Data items
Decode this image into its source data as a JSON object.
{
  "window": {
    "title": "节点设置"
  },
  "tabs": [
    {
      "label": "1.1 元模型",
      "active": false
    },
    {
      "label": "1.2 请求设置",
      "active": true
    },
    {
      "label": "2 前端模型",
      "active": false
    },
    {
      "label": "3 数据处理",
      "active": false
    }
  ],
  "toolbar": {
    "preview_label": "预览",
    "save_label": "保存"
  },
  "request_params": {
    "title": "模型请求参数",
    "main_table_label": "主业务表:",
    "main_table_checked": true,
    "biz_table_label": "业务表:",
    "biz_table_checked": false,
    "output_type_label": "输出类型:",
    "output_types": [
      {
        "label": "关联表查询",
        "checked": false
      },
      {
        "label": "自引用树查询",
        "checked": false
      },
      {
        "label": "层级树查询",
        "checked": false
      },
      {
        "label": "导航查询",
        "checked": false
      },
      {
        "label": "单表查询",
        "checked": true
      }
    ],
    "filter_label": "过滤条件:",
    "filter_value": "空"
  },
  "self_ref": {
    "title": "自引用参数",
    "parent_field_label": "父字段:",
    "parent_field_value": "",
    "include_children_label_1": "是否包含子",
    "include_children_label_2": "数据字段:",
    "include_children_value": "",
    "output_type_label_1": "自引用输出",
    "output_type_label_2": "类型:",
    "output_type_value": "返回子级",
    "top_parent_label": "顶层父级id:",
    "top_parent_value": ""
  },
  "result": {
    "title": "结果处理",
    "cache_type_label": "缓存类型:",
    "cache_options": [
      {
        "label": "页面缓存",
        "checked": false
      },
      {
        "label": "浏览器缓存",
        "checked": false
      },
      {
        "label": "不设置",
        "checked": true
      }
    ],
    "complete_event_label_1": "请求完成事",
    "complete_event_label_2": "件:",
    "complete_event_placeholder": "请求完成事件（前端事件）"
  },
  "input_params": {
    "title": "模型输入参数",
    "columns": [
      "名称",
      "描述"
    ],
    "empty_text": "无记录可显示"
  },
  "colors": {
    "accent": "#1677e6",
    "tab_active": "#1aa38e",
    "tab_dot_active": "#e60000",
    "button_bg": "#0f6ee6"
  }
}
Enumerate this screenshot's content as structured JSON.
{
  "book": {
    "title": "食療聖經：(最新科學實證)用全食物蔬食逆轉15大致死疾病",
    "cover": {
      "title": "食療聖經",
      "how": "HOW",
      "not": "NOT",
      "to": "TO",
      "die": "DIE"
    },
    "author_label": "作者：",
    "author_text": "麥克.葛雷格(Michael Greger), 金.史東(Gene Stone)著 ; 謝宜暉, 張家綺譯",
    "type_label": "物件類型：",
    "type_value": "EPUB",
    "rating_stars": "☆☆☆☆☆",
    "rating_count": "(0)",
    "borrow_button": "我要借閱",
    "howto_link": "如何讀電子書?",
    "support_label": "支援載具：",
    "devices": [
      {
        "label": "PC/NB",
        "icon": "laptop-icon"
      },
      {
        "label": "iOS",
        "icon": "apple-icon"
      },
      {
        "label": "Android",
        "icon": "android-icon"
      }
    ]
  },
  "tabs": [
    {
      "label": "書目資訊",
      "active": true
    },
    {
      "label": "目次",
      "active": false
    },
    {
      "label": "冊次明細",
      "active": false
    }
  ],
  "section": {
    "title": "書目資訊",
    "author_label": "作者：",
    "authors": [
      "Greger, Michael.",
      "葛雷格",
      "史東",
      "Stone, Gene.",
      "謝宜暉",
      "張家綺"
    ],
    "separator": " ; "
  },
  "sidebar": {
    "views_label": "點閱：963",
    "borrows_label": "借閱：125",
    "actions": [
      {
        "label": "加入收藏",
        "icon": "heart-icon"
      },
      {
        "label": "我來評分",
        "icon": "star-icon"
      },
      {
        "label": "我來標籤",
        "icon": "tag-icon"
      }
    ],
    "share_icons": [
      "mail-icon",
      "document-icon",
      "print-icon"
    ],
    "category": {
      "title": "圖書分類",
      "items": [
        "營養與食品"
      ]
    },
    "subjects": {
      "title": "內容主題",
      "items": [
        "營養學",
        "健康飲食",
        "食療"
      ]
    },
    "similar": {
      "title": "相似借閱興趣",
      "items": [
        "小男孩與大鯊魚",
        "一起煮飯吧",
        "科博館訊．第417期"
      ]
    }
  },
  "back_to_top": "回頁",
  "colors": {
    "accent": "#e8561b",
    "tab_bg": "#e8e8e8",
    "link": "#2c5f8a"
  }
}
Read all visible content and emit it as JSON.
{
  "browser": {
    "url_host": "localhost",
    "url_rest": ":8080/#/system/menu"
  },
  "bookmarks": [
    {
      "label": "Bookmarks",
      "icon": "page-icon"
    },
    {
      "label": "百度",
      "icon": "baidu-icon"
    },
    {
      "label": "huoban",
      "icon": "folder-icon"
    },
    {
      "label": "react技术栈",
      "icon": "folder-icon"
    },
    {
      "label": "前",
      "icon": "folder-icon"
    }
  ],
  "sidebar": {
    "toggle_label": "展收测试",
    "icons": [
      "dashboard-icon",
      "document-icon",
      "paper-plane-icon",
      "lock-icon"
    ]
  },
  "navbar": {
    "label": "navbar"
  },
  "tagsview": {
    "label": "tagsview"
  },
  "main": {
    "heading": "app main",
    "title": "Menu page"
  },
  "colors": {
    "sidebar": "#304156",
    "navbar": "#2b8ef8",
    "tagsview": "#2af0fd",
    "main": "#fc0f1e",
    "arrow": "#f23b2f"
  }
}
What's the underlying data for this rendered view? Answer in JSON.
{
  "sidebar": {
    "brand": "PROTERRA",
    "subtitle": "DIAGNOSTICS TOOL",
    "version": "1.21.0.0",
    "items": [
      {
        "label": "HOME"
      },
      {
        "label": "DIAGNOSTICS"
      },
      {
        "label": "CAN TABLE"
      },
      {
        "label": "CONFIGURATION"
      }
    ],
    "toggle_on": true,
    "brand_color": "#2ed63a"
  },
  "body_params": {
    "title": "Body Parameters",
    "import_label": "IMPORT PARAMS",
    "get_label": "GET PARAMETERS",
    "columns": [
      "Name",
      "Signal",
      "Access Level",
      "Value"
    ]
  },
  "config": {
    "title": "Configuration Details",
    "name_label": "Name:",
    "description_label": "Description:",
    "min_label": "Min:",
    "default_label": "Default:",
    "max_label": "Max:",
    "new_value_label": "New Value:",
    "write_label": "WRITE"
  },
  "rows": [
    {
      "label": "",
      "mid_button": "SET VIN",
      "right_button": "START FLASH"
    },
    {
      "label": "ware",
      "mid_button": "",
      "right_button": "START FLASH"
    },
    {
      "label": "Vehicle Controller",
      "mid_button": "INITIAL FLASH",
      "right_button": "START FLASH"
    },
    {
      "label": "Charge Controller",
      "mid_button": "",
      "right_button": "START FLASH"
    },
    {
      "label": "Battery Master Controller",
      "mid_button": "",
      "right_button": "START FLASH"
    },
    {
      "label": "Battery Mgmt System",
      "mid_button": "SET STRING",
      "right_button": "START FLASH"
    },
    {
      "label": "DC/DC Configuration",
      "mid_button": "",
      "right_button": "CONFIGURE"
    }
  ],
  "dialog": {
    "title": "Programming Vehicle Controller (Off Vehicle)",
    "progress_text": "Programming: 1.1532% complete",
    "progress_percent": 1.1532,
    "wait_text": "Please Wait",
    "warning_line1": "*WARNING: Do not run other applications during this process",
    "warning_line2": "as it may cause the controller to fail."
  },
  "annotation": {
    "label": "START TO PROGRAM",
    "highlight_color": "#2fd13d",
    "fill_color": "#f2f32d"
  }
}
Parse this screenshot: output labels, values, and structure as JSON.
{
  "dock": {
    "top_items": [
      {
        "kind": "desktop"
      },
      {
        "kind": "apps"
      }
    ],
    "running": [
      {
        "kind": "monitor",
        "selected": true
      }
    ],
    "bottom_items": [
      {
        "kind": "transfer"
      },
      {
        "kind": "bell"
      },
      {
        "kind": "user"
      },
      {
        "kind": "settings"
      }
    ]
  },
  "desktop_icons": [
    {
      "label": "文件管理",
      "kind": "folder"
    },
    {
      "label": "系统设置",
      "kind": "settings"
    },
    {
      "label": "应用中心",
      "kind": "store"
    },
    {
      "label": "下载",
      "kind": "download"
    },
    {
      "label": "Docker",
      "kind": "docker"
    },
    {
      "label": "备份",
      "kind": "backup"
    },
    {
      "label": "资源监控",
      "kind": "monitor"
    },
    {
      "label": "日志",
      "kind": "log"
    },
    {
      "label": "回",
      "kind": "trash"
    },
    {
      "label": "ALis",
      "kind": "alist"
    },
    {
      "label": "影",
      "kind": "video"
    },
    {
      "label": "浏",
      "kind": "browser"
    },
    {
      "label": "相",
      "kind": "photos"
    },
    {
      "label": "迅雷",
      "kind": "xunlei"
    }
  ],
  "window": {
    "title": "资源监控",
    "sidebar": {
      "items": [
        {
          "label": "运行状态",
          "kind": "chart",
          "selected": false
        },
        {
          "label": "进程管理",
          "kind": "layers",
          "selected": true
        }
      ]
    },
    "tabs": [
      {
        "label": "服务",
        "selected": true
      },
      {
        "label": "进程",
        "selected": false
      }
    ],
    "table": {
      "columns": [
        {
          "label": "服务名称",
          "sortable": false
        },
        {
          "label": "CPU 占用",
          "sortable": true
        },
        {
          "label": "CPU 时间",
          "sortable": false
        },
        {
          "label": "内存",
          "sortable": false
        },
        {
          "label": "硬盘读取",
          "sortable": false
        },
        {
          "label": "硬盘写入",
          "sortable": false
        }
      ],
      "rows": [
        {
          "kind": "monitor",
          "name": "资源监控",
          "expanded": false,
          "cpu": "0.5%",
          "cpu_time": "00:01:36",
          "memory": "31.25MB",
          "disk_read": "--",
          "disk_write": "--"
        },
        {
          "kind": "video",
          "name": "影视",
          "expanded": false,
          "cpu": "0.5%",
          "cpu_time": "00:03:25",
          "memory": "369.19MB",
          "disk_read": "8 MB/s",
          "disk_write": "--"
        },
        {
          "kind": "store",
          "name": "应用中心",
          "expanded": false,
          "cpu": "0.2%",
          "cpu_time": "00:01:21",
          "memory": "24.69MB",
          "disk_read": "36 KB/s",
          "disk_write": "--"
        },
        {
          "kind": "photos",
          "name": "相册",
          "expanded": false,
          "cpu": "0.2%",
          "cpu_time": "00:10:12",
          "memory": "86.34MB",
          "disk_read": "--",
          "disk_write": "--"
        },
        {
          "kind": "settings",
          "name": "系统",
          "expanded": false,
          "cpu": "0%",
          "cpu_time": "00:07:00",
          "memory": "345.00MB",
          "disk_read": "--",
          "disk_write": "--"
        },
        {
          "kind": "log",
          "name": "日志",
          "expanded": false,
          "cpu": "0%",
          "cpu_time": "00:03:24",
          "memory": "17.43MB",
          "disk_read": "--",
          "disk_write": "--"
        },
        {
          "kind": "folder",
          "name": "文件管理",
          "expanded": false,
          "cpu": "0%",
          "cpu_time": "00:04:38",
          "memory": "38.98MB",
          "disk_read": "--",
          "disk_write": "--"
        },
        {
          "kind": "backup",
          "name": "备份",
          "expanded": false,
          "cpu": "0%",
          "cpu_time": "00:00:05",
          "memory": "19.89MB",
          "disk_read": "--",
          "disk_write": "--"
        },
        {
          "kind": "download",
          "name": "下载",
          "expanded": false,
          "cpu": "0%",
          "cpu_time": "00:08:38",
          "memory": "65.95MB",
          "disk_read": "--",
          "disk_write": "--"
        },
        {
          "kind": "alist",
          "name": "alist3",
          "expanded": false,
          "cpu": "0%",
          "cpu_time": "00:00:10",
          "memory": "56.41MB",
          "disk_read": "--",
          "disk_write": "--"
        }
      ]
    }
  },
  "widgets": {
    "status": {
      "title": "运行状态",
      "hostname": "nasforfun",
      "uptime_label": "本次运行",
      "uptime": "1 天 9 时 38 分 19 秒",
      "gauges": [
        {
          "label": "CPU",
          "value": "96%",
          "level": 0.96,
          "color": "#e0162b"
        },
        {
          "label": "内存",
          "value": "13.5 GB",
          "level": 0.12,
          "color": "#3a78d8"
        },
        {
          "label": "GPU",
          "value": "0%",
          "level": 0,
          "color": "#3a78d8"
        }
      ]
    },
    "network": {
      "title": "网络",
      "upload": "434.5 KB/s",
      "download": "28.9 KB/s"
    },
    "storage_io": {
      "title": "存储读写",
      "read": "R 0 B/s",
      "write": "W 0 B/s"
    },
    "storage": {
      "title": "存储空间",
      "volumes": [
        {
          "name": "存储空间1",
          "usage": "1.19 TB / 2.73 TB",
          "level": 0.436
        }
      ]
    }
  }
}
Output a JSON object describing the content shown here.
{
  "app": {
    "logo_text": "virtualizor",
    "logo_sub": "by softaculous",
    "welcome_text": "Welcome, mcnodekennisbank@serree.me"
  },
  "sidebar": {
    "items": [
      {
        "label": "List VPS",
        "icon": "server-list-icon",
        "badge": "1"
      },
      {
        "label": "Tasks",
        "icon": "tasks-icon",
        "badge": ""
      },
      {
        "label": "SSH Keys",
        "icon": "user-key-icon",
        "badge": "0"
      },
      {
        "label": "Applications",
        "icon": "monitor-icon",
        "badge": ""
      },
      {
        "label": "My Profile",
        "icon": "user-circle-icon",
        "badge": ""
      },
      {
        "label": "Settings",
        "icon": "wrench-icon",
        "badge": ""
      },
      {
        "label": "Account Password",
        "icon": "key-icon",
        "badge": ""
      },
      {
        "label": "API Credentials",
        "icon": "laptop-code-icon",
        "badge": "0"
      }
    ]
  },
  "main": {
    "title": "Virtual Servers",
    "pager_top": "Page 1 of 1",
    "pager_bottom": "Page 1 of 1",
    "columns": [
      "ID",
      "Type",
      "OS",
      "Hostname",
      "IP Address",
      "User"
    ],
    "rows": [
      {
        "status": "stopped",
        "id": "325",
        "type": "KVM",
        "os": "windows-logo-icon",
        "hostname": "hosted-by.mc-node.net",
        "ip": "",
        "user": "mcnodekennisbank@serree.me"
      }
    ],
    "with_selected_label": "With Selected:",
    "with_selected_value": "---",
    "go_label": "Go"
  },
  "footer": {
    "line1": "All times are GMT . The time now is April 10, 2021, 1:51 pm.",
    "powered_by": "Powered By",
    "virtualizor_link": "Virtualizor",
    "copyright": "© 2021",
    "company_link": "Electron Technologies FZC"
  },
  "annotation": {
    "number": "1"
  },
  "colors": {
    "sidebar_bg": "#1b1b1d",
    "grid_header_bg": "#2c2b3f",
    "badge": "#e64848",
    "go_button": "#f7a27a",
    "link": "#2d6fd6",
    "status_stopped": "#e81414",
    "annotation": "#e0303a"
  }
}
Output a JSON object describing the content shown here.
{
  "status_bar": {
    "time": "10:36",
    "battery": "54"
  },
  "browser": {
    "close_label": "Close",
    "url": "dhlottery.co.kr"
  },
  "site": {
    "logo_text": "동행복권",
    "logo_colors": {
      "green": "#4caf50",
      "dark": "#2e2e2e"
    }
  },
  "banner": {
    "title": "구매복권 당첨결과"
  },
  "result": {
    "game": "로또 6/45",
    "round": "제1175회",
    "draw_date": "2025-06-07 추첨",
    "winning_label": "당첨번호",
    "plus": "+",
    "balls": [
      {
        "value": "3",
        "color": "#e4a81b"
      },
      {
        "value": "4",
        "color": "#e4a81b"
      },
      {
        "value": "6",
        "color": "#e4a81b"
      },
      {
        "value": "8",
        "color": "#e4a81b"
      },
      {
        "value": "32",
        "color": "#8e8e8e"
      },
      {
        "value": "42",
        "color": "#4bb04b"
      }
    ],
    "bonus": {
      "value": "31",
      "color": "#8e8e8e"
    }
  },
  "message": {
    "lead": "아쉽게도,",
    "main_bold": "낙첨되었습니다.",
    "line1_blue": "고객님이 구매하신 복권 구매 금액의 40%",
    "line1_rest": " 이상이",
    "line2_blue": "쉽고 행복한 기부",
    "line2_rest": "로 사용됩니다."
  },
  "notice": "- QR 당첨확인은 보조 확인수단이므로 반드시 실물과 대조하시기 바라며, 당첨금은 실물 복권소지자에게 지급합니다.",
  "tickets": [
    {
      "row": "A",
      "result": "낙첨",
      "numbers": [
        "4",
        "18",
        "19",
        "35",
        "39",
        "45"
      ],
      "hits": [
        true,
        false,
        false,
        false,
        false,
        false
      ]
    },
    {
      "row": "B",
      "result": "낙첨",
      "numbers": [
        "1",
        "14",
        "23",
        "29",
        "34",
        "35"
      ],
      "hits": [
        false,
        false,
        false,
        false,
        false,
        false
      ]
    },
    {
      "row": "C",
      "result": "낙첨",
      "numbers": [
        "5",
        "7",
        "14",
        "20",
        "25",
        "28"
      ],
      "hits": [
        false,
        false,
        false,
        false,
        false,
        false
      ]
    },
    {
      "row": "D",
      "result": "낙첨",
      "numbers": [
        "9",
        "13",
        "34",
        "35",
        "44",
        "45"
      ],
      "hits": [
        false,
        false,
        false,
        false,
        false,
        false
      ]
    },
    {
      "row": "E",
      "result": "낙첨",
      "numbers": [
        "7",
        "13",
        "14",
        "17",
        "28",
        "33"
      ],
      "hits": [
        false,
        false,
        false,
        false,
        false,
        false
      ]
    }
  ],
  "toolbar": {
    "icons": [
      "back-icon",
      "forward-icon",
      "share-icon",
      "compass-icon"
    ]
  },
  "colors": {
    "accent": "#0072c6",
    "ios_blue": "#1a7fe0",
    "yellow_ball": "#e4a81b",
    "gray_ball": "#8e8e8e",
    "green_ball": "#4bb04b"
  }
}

**Exercise goal**
Identify all lines where the word "screenshot" shows up. Copy them.

**Solution for this exercise**
Enumerate this screenshot's content as structured JSON.
Parse this screenshot: output labels, values, and structure as JSON.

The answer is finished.